* Your tasks:
(1) Answer these questions from the CooRTweet introduction:
(a) What package powers CooRTweet?
(b) Which R package has the get_all_tweets function?
(c) Which two functions carry out the two sequential steps of coordination detection?
(2) Reproduce the passage of the CooRTweet introduction starting at "An action \(a\)" and ending at "t \le \tau\).".

* Extract provided:
* START *
Introduction to CooRTweet

Nicola Righetti & Paul Balluff 2024-03-28

Introduction

We introduce CooRTweet an R-Package for detecting coordinated behavior on social media. Named after Twitter (now X), a prototypical social media platform for coordinated message amplification through its hashtags and trending topics affordances, CooRTweet is a general-purpose tool whose functionalities apply to any social media platform and even extend beyond social media. It enables the analysis of coordinated behavior employed by any entity to disseminate any content (e.g., hashtags, URLs, images, messages, or any other identifiable objects) via any media. It further opens up the possibility of cross-platform analysis.

Coordinated behavior has been defined as “the act of making people and/or things involved in organized cooperation” (Giglietto et al. 2020, 872). Coordinated behavior on social media has been used for political astroturfing (Keller et al. 2020), spreading inappropriate content (Giglietto et al. 2020), and activism. Detecting such behavior is crucial for academic research and investigative journalism.

Software for academic research and investigative journalism has been developed in the last few years to detect coordinated behavior, such as the CooRnet R package (Giglietto et al. 2020), which detects Coordinated Link Sharing Behavior (CLSB) and Coordinated Image Sharing on Facebook and Instagram (CooRnet website).

The CooRTweet package builds on the existing literature on coordinated behavior and the experience of previous software to provide an easy-to-use tool for detecting various coordinated networks. The package is powered by data.table (Dowle and Srinivasan 2022) which makes efficient use of memory and is considerably fast.

The package is compatible with any social media, as long as the data set contains the required variables. It offers native support for the Twitter Academic API V2 in JSON format and includes a simple convenience function (prep_data) for preparing other types of data in the format necessary for the package.

Regarding the Twitter data gathered using the R package academictwitteR and its get_all_tweets function, which simultaneously retrieves tweets and user information, the CooRTweet convenience function load_data employs the leading-edge method for parsing large volumes of JSON data in the most rapid manner achievable (Eddelbuettel, Knapp, and Lemire 2023).

Modelling Coordinated behavior: Key Parameters

An action \(a\) on social media can be formalized as an account \(u\) posting content \(p\) at time \(t\):

\[a = (p, t)\]

Following the standard operationalization in literature, two or more accounts are defined as coordinated when they perform the same action at least \(r\) times, within a predefined time interval \(\tau\). This so-called “same action” can be operationalized in a variety of ways:

In CooRTweet we refer to the content on which we track the “same actions” as objects. In turn, each object constitutes a potentially coordinated action, which means that all potentially coordinated actions \(A\) are a set of unique objects: \(A = \{o_1, o_2, \ldots, o_n\}\).

Formally, two accounts \(u_1\) and \(u_2\) are coordinated when their posts \(p_1\) and \(p_2\) contain the same object \(o\) and the time interval \(\Delta t = |t_1 - t_2|\) is smaller than \(\tau\): \(\Delta t \le \tau\).

We group all posts according to all uniquely identifiable actions. \(n(A) = N\) is the total number of potentially coordinated groups. For example, if your dataset has 100 unique URLs then one URL is a object \(o_i\) and \(n(A) = N = 100\).

Coordination detection in CooRTweet is executed through two sequential steps, facilitated by the functions detect_groups and generate_coordinated_network.
* END *
[Element and region data]
* START *
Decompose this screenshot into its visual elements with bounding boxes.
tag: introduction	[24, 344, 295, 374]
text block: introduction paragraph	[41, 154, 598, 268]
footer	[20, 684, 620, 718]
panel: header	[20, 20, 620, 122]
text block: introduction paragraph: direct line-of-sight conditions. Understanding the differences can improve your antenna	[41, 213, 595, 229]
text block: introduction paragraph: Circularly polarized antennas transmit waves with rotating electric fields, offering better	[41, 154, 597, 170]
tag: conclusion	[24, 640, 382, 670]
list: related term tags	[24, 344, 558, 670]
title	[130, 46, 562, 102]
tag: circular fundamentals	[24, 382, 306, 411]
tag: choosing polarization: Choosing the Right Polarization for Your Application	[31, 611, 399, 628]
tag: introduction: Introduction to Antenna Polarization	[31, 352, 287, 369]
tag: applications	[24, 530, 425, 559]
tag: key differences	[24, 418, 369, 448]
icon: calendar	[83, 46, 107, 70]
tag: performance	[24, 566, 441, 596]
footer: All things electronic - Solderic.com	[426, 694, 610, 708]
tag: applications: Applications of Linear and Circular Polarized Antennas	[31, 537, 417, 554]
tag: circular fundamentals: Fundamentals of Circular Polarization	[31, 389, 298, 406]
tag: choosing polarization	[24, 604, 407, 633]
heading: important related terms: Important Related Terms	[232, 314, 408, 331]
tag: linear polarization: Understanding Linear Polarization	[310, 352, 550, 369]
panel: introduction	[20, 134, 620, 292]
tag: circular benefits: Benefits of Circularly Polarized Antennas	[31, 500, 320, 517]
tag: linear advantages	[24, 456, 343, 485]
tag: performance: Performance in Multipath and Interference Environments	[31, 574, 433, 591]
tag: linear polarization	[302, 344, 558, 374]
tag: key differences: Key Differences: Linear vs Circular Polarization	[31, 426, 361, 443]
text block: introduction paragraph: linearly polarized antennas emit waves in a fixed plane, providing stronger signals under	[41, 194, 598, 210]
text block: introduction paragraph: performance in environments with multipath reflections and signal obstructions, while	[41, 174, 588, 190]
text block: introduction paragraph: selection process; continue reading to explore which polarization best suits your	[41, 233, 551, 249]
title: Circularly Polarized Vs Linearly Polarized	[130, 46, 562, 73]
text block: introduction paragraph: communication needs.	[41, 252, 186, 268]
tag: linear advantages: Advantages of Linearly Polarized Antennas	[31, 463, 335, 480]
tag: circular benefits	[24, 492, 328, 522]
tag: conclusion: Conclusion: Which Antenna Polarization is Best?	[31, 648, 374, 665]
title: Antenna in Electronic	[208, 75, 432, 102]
* END *
* START *
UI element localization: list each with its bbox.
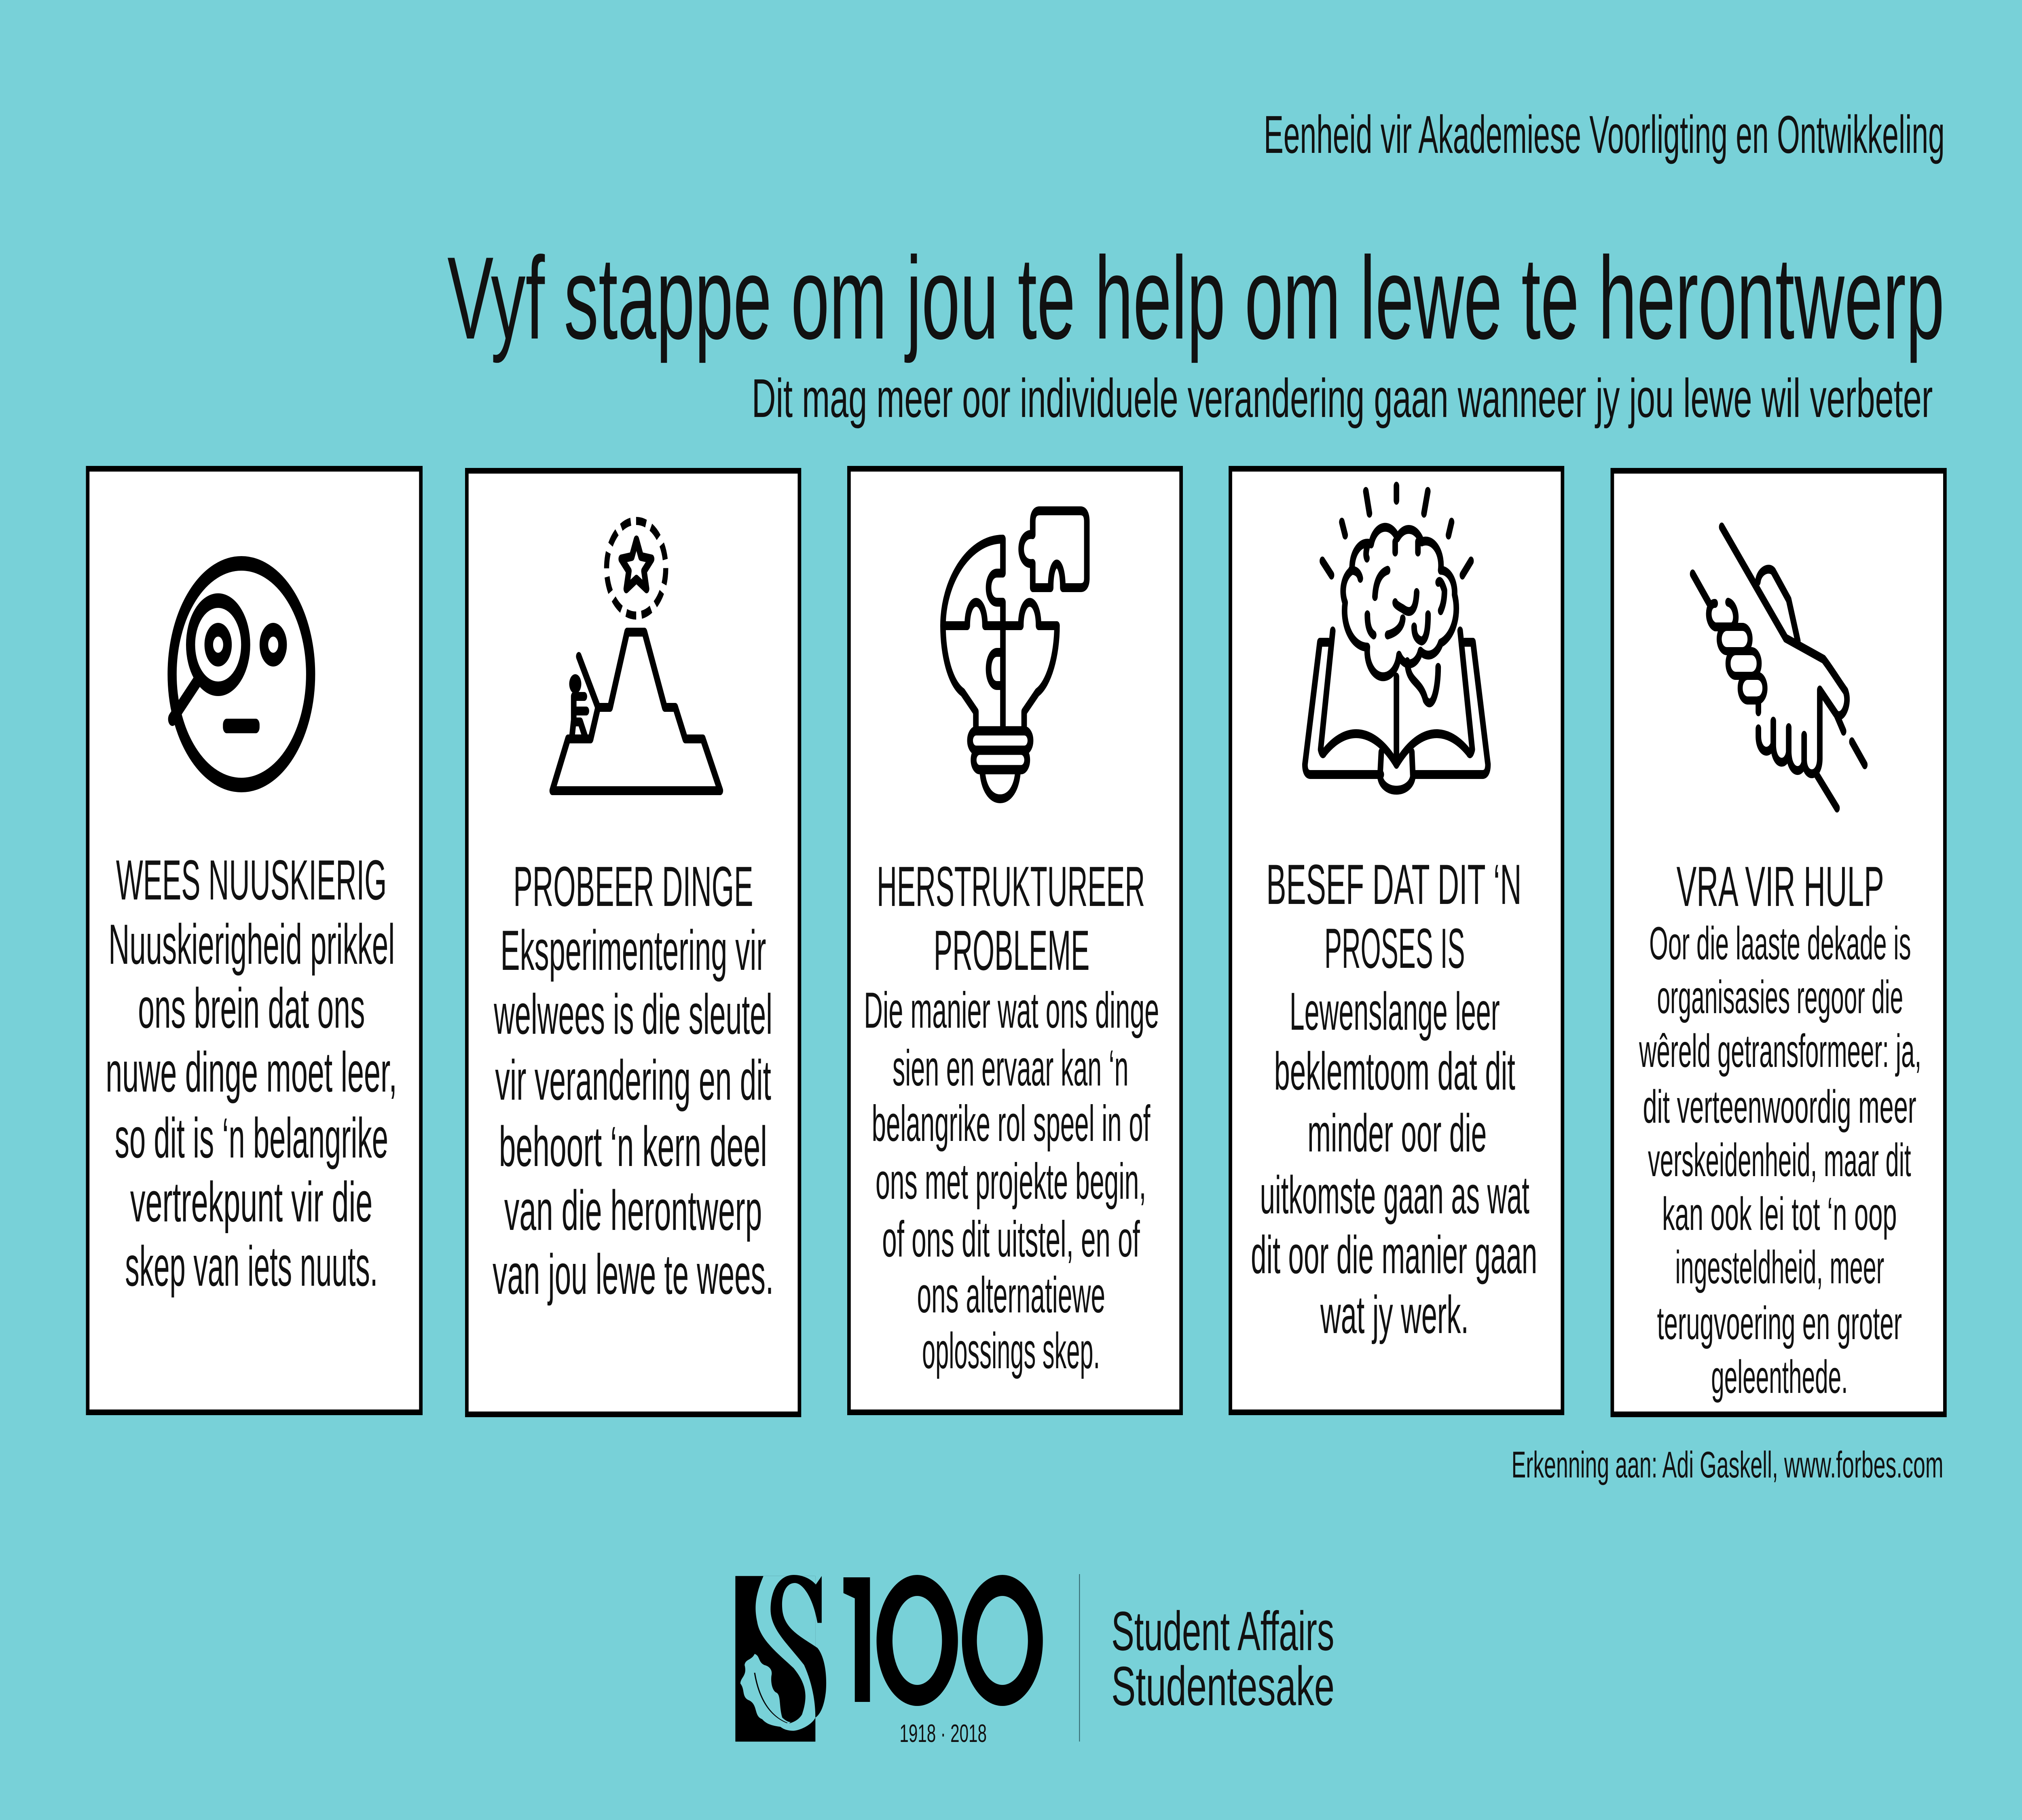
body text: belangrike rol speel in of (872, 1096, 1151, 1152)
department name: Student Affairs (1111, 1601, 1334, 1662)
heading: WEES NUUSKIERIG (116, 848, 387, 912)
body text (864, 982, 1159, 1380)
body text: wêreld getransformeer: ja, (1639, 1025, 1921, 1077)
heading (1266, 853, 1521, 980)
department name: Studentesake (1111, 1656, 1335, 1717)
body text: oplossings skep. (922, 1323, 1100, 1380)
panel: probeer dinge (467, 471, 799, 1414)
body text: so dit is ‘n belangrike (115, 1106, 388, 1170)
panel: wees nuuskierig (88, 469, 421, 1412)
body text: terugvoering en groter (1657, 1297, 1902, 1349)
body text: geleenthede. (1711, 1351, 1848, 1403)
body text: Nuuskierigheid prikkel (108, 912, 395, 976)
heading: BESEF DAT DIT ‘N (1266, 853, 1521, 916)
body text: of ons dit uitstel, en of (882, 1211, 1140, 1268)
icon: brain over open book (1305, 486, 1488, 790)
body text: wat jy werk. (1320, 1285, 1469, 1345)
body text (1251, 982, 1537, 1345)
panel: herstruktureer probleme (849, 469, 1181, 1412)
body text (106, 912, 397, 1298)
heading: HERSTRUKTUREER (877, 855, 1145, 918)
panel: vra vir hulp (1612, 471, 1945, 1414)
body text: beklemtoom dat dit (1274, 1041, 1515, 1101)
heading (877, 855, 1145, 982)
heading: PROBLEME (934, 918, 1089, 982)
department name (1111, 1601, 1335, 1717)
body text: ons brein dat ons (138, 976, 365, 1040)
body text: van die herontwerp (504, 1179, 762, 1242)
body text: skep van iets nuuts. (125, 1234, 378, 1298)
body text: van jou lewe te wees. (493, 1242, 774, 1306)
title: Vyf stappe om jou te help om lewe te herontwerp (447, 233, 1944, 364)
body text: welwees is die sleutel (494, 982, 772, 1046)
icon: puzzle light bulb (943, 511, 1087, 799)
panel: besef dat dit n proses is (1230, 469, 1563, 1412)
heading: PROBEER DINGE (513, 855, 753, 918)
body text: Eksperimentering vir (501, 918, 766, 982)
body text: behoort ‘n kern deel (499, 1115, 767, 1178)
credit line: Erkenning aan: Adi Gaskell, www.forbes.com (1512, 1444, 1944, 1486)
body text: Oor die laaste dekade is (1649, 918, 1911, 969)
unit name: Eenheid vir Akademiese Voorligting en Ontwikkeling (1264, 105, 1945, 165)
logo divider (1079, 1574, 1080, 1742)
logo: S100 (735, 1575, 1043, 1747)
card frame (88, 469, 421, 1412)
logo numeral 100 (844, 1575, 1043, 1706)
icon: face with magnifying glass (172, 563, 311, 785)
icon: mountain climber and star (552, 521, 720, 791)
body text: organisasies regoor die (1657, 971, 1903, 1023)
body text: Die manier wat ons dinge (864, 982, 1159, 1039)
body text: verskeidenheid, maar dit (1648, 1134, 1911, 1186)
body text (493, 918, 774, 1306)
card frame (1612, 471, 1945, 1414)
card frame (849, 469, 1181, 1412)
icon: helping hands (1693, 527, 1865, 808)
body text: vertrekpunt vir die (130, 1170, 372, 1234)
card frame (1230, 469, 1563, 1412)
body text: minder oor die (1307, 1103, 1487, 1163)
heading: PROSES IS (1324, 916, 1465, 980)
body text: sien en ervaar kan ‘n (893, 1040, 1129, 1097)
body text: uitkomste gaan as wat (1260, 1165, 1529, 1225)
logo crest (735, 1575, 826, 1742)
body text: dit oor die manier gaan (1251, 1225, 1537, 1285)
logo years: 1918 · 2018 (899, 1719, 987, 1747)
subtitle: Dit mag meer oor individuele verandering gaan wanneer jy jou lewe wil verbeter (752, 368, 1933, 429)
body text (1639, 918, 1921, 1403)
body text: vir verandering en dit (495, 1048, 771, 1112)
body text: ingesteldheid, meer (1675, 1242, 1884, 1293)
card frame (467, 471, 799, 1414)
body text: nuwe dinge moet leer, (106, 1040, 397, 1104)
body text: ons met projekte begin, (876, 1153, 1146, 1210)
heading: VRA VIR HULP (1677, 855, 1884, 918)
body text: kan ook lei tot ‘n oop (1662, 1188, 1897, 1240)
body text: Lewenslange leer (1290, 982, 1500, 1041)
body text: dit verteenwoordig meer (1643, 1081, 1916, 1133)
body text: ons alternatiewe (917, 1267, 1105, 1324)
* END *
* The responses:
(1)
(a) data.table
(b) academictwitteR
(c) detect_groups and generate_coordinated_network

(2)
An action \(a\) on social media can be formalized as an account \(u\) posting content \(p\) at time \(t\):

\[a = (p, t)\]

Following the standard operationalization in literature, two or more accounts are defined as coordinated when they perform the same action at least \(r\) times, within a predefined time interval \(\tau\). This so-called “same action” can be operationalized in a variety of ways:

In CooRTweet we refer to the content on which we track the “same actions” as objects. In turn, each object constitutes a potentially coordinated action, which means that all potentially coordinated actions \(A\) are a set of unique objects: \(A = \{o_1, o_2, \ldots, o_n\}\).

Formally, two accounts \(u_1\) and \(u_2\) are coordinated when their posts \(p_1\) and \(p_2\) contain the same object \(o\) and the time interval \(\Delta t = |t_1 - t_2|\) is smaller than \(\tau\): \(\Delta t \le \tau\).